DESCRIPTION OF THE TASK.
Make an exact transcription of the material, leaving out all images.

** begin DATA LISTING **

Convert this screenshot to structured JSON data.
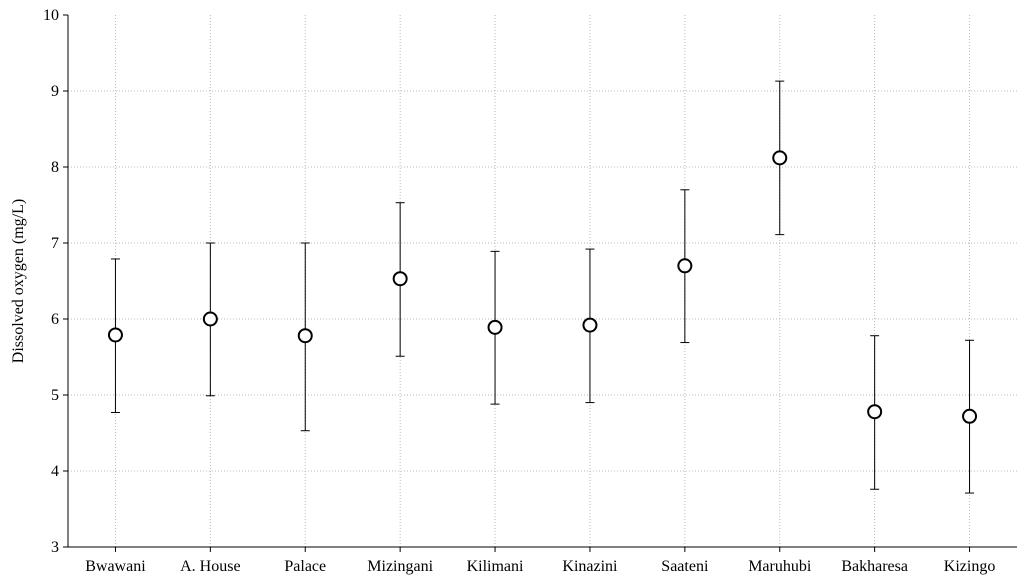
{
  "chart_data": {
    "type": "scatter",
    "title": "",
    "xlabel": "",
    "ylabel": "Dissolved oxygen (mg/L)",
    "ylim": [
      3,
      10
    ],
    "yticks": [
      "3",
      "4",
      "5",
      "6",
      "7",
      "8",
      "9",
      "10"
    ],
    "grid": true,
    "categories": [
      "Bwawani",
      "A. House",
      "Palace",
      "Mizingani",
      "Kilimani",
      "Kinazini",
      "Saateni",
      "Maruhubi",
      "Bakharesa",
      "Kizingo"
    ],
    "series": [
      {
        "values": [
          5.79,
          6.0,
          5.78,
          6.53,
          5.89,
          5.92,
          6.7,
          8.12,
          4.78,
          4.72
        ],
        "lower": [
          4.77,
          4.99,
          4.53,
          5.51,
          4.88,
          4.9,
          5.69,
          7.11,
          3.76,
          3.71
        ],
        "upper": [
          6.79,
          7.0,
          7.0,
          7.53,
          6.89,
          6.92,
          7.7,
          9.13,
          5.78,
          5.72
        ]
      }
    ]
  }
}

** end DATA LISTING **

CORRECT RESPONSE.
Convert this screenshot to structured JSON data.
{
  "chart_data": {
    "type": "scatter",
    "title": "",
    "xlabel": "",
    "ylabel": "Dissolved oxygen (mg/L)",
    "ylim": [
      3,
      10
    ],
    "yticks": [
      "3",
      "4",
      "5",
      "6",
      "7",
      "8",
      "9",
      "10"
    ],
    "grid": true,
    "categories": [
      "Bwawani",
      "A. House",
      "Palace",
      "Mizingani",
      "Kilimani",
      "Kinazini",
      "Saateni",
      "Maruhubi",
      "Bakharesa",
      "Kizingo"
    ],
    "series": [
      {
        "values": [
          5.79,
          6.0,
          5.78,
          6.53,
          5.89,
          5.92,
          6.7,
          8.12,
          4.78,
          4.72
        ],
        "lower": [
          4.77,
          4.99,
          4.53,
          5.51,
          4.88,
          4.9,
          5.69,
          7.11,
          3.76,
          3.71
        ],
        "upper": [
          6.79,
          7.0,
          7.0,
          7.53,
          6.89,
          6.92,
          7.7,
          9.13,
          5.78,
          5.72
        ]
      }
    ]
  }
}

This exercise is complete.